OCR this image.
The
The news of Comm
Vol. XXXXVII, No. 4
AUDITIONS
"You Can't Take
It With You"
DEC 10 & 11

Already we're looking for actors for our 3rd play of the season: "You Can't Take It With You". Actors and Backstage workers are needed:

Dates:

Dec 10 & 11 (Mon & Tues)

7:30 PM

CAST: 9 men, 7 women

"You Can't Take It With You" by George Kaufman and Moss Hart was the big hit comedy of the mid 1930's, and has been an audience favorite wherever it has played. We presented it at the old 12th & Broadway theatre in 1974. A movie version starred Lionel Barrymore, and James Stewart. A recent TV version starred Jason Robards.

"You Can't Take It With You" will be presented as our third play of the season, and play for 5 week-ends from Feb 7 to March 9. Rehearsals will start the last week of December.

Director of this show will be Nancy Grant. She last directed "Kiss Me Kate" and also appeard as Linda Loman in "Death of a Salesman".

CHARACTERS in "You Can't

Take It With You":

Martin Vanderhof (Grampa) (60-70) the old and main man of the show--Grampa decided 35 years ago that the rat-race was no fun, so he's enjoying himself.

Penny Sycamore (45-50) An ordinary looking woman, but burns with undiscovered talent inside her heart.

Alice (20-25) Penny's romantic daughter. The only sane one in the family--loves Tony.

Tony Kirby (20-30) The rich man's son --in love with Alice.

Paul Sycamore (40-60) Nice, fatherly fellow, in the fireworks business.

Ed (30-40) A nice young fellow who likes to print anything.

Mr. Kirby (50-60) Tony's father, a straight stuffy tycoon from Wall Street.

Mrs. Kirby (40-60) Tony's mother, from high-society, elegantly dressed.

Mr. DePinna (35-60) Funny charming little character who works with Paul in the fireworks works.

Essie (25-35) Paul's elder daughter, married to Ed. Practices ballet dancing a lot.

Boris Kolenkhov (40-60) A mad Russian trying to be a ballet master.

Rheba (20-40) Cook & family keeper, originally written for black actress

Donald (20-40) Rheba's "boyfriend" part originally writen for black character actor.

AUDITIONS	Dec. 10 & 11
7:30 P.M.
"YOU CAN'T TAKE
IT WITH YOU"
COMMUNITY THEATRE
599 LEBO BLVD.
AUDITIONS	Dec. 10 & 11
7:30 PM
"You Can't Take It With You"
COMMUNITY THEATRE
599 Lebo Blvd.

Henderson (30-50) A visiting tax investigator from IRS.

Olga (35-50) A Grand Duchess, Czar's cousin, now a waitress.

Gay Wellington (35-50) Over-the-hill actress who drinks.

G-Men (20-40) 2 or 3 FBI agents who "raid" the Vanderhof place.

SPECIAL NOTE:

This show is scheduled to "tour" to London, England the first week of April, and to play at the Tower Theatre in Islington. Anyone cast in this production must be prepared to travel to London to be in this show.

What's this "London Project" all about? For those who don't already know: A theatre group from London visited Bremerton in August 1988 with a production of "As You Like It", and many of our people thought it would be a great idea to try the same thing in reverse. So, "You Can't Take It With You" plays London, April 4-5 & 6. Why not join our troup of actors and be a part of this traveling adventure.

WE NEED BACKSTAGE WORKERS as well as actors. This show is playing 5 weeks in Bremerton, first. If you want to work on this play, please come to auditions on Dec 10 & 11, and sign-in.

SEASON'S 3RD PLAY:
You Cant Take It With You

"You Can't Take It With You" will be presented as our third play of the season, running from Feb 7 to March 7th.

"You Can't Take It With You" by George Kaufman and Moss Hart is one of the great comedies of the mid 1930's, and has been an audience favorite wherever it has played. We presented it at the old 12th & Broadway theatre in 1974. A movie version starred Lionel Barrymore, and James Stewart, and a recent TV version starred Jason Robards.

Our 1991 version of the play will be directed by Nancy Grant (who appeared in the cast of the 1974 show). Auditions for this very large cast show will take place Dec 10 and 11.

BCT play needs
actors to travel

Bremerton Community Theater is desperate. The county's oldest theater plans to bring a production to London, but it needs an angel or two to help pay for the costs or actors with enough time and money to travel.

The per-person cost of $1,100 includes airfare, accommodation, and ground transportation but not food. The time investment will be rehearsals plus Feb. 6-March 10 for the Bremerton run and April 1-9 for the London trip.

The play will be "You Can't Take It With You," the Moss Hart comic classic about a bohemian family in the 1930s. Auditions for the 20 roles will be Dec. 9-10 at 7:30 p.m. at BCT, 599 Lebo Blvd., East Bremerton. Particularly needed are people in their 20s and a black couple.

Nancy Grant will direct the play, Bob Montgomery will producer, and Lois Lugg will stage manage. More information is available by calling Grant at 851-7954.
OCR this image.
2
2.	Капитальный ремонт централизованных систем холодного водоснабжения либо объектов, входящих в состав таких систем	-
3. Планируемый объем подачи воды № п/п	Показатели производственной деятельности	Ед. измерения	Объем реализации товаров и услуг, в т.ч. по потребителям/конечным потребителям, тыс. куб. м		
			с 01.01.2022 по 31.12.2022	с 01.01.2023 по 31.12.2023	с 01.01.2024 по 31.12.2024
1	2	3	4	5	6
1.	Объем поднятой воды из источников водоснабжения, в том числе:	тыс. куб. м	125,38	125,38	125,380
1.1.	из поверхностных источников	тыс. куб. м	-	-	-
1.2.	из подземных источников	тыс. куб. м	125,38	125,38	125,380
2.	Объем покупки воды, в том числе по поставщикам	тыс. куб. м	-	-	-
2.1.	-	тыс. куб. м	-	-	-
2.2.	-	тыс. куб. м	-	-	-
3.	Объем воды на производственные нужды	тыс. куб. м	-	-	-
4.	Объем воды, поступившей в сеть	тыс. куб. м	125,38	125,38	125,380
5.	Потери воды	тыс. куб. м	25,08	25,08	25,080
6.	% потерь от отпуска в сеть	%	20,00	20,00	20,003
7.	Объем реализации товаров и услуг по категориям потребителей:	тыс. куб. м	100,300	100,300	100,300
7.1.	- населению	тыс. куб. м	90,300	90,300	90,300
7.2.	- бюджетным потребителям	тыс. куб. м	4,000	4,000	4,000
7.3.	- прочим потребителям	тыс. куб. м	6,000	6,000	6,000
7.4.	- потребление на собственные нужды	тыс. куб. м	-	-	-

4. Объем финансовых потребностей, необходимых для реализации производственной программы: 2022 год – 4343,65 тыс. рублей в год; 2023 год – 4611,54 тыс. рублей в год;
* * * * *
Challenge> Copy every line that contains the string "starred".

Solution for this problem>
"You Can't Take It With You" by George Kaufman and Moss Hart was the big hit comedy of the mid 1930's, and has been an audience favorite wherever it has played. We presented it at the old 12th & Broadway theatre in 1974. A movie version starred Lionel Barrymore, and James Stewart. A recent TV version starred Jason Robards.
"You Can't Take It With You" by George Kaufman and Moss Hart is one of the great comedies of the mid 1930's, and has been an audience favorite wherever it has played. We presented it at the old 12th & Broadway theatre in 1974. A movie version starred Lionel Barrymore, and James Stewart, and a recent TV version starred Jason Robards.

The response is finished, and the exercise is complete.